▸ Exercise materials
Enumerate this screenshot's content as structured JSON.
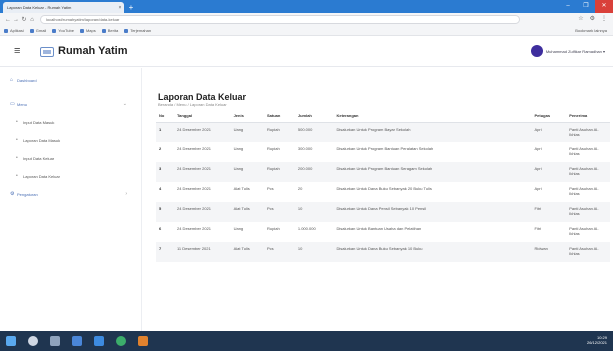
{
  "browser": {
    "tab_title": "Laporan Data Keluar - Rumah Yatim",
    "tab_close": "×",
    "new_tab": "+",
    "window_controls": [
      "–",
      "❐",
      "✕"
    ],
    "url": "localhost/rumahyatim/laporan/data-keluar",
    "bookmarks": [
      "Aplikasi",
      "Gmail",
      "YouTube",
      "Maps",
      "Berita",
      "Terjemahan"
    ],
    "other_bookmarks": "Bookmark lainnya"
  },
  "header": {
    "brand": "Rumah Yatim",
    "user_name": "Muhammad Zulfikar Ramadhan ▾"
  },
  "sidebar": {
    "dashboard": "Dashboard",
    "menu": "Menu",
    "items": [
      "Input Data Masuk",
      "Laporan Data Masuk",
      "Input Data Keluar",
      "Laporan Data Keluar"
    ],
    "pengaturan": "Pengaturan"
  },
  "page": {
    "title": "Laporan Data Keluar",
    "breadcrumb": "Beranda  /  Menu  /  Laporan Data Keluar"
  },
  "table": {
    "headers": [
      "No",
      "Tanggal",
      "Jenis",
      "Satuan",
      "Jumlah",
      "Keterangan",
      "Petugas",
      "Penerima"
    ],
    "rows": [
      {
        "no": "1",
        "tanggal": "24 Desember 2021",
        "jenis": "Uang",
        "satuan": "Rupiah",
        "jumlah": "500.000",
        "keterangan": "Disalurkan Untuk Program Bayar Sekolah",
        "petugas": "Apri",
        "penerima": "Panti Asuhan Al-Ikhlas"
      },
      {
        "no": "2",
        "tanggal": "24 Desember 2021",
        "jenis": "Uang",
        "satuan": "Rupiah",
        "jumlah": "300.000",
        "keterangan": "Disalurkan Untuk Program Bantuan Peralatan Sekolah",
        "petugas": "Apri",
        "penerima": "Panti Asuhan Al-Ikhlas"
      },
      {
        "no": "3",
        "tanggal": "24 Desember 2021",
        "jenis": "Uang",
        "satuan": "Rupiah",
        "jumlah": "200.000",
        "keterangan": "Disalurkan Untuk Program Bantuan Seragam Sekolah",
        "petugas": "Apri",
        "penerima": "Panti Asuhan Al-Ikhlas"
      },
      {
        "no": "4",
        "tanggal": "24 Desember 2021",
        "jenis": "Alat Tulis",
        "satuan": "Pcs",
        "jumlah": "20",
        "keterangan": "Disalurkan Untuk Dana Buku Sebanyak 20 Buku Tulis",
        "petugas": "Apri",
        "penerima": "Panti Asuhan Al-Ikhlas"
      },
      {
        "no": "5",
        "tanggal": "24 Desember 2021",
        "jenis": "Alat Tulis",
        "satuan": "Pcs",
        "jumlah": "10",
        "keterangan": "Disalurkan Untuk Dana Pensil Sebanyak 10 Pensil",
        "petugas": "Fitri",
        "penerima": "Panti Asuhan Al-Ikhlas"
      },
      {
        "no": "6",
        "tanggal": "24 Desember 2021",
        "jenis": "Uang",
        "satuan": "Rupiah",
        "jumlah": "1.000.000",
        "keterangan": "Disalurkan Untuk Bantuan Usaha dan Pelatihan",
        "petugas": "Fitri",
        "penerima": "Panti Asuhan Al-Ikhlas"
      },
      {
        "no": "7",
        "tanggal": "11 Desember 2021",
        "jenis": "Alat Tulis",
        "satuan": "Pcs",
        "jumlah": "10",
        "keterangan": "Disalurkan Untuk Dana Buku Sebanyak 10 Buku",
        "petugas": "Ridwan",
        "penerima": "Panti Asuhan Al-Ikhlas"
      }
    ]
  },
  "taskbar": {
    "time": "10:29",
    "date": "26/12/2021"
  },
  "colors": {
    "accent": "#2b7bd1",
    "link": "#4a6fb5",
    "avatar": "#3e2e9e",
    "taskbar": "#1f3550"
  }
}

▸ What is being asked
Output the full set of records above without changing a word, and drop the images.

▸ Exercise answer
Enumerate this screenshot's content as structured JSON.
{
  "browser": {
    "tab_title": "Laporan Data Keluar - Rumah Yatim",
    "tab_close": "×",
    "new_tab": "+",
    "window_controls": [
      "–",
      "❐",
      "✕"
    ],
    "url": "localhost/rumahyatim/laporan/data-keluar",
    "bookmarks": [
      "Aplikasi",
      "Gmail",
      "YouTube",
      "Maps",
      "Berita",
      "Terjemahan"
    ],
    "other_bookmarks": "Bookmark lainnya"
  },
  "header": {
    "brand": "Rumah Yatim",
    "user_name": "Muhammad Zulfikar Ramadhan ▾"
  },
  "sidebar": {
    "dashboard": "Dashboard",
    "menu": "Menu",
    "items": [
      "Input Data Masuk",
      "Laporan Data Masuk",
      "Input Data Keluar",
      "Laporan Data Keluar"
    ],
    "pengaturan": "Pengaturan"
  },
  "page": {
    "title": "Laporan Data Keluar",
    "breadcrumb": "Beranda  /  Menu  /  Laporan Data Keluar"
  },
  "table": {
    "headers": [
      "No",
      "Tanggal",
      "Jenis",
      "Satuan",
      "Jumlah",
      "Keterangan",
      "Petugas",
      "Penerima"
    ],
    "rows": [
      {
        "no": "1",
        "tanggal": "24 Desember 2021",
        "jenis": "Uang",
        "satuan": "Rupiah",
        "jumlah": "500.000",
        "keterangan": "Disalurkan Untuk Program Bayar Sekolah",
        "petugas": "Apri",
        "penerima": "Panti Asuhan Al-Ikhlas"
      },
      {
        "no": "2",
        "tanggal": "24 Desember 2021",
        "jenis": "Uang",
        "satuan": "Rupiah",
        "jumlah": "300.000",
        "keterangan": "Disalurkan Untuk Program Bantuan Peralatan Sekolah",
        "petugas": "Apri",
        "penerima": "Panti Asuhan Al-Ikhlas"
      },
      {
        "no": "3",
        "tanggal": "24 Desember 2021",
        "jenis": "Uang",
        "satuan": "Rupiah",
        "jumlah": "200.000",
        "keterangan": "Disalurkan Untuk Program Bantuan Seragam Sekolah",
        "petugas": "Apri",
        "penerima": "Panti Asuhan Al-Ikhlas"
      },
      {
        "no": "4",
        "tanggal": "24 Desember 2021",
        "jenis": "Alat Tulis",
        "satuan": "Pcs",
        "jumlah": "20",
        "keterangan": "Disalurkan Untuk Dana Buku Sebanyak 20 Buku Tulis",
        "petugas": "Apri",
        "penerima": "Panti Asuhan Al-Ikhlas"
      },
      {
        "no": "5",
        "tanggal": "24 Desember 2021",
        "jenis": "Alat Tulis",
        "satuan": "Pcs",
        "jumlah": "10",
        "keterangan": "Disalurkan Untuk Dana Pensil Sebanyak 10 Pensil",
        "petugas": "Fitri",
        "penerima": "Panti Asuhan Al-Ikhlas"
      },
      {
        "no": "6",
        "tanggal": "24 Desember 2021",
        "jenis": "Uang",
        "satuan": "Rupiah",
        "jumlah": "1.000.000",
        "keterangan": "Disalurkan Untuk Bantuan Usaha dan Pelatihan",
        "petugas": "Fitri",
        "penerima": "Panti Asuhan Al-Ikhlas"
      },
      {
        "no": "7",
        "tanggal": "11 Desember 2021",
        "jenis": "Alat Tulis",
        "satuan": "Pcs",
        "jumlah": "10",
        "keterangan": "Disalurkan Untuk Dana Buku Sebanyak 10 Buku",
        "petugas": "Ridwan",
        "penerima": "Panti Asuhan Al-Ikhlas"
      }
    ]
  },
  "taskbar": {
    "time": "10:29",
    "date": "26/12/2021"
  },
  "colors": {
    "accent": "#2b7bd1",
    "link": "#4a6fb5",
    "avatar": "#3e2e9e",
    "taskbar": "#1f3550"
  }
}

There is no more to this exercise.